Extract the entries in their exact form.

**DATA SECTION:**
_ _ _ _ _ _ _

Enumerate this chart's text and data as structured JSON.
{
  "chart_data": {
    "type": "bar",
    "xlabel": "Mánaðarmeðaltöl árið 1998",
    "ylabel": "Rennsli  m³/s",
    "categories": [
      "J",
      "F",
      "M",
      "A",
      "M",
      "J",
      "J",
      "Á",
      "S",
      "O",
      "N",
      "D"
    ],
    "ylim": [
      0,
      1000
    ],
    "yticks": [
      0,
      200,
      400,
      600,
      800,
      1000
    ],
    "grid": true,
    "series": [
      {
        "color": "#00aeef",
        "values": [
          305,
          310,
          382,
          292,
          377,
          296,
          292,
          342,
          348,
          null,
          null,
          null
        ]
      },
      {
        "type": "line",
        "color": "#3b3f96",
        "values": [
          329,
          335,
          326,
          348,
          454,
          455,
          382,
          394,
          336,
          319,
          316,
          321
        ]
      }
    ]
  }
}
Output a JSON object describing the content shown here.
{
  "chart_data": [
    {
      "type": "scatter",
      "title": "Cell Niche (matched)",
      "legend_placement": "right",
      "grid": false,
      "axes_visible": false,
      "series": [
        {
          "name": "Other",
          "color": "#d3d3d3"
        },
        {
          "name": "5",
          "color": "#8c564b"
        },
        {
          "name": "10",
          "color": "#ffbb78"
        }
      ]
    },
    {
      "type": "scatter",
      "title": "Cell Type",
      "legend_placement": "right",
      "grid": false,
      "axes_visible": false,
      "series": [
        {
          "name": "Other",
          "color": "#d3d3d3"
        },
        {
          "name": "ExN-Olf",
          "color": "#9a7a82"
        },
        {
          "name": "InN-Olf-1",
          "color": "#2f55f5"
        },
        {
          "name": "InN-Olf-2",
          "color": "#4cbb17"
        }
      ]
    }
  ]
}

_ _ _ _ _ _ _

**OUTPUT OF THE EXERCISE:**
Enumerate this chart's text and data as structured JSON.
{
  "chart_data": {
    "type": "bar",
    "xlabel": "Mánaðarmeðaltöl árið 1998",
    "ylabel": "Rennsli  m³/s",
    "categories": [
      "J",
      "F",
      "M",
      "A",
      "M",
      "J",
      "J",
      "Á",
      "S",
      "O",
      "N",
      "D"
    ],
    "ylim": [
      0,
      1000
    ],
    "yticks": [
      0,
      200,
      400,
      600,
      800,
      1000
    ],
    "grid": true,
    "series": [
      {
        "color": "#00aeef",
        "values": [
          305,
          310,
          382,
          292,
          377,
          296,
          292,
          342,
          348,
          null,
          null,
          null
        ]
      },
      {
        "type": "line",
        "color": "#3b3f96",
        "values": [
          329,
          335,
          326,
          348,
          454,
          455,
          382,
          394,
          336,
          319,
          316,
          321
        ]
      }
    ]
  }
}
Output a JSON object describing the content shown here.
{
  "chart_data": [
    {
      "type": "scatter",
      "title": "Cell Niche (matched)",
      "legend_placement": "right",
      "grid": false,
      "axes_visible": false,
      "series": [
        {
          "name": "Other",
          "color": "#d3d3d3"
        },
        {
          "name": "5",
          "color": "#8c564b"
        },
        {
          "name": "10",
          "color": "#ffbb78"
        }
      ]
    },
    {
      "type": "scatter",
      "title": "Cell Type",
      "legend_placement": "right",
      "grid": false,
      "axes_visible": false,
      "series": [
        {
          "name": "Other",
          "color": "#d3d3d3"
        },
        {
          "name": "ExN-Olf",
          "color": "#9a7a82"
        },
        {
          "name": "InN-Olf-1",
          "color": "#2f55f5"
        },
        {
          "name": "InN-Olf-2",
          "color": "#4cbb17"
        }
      ]
    }
  ]
}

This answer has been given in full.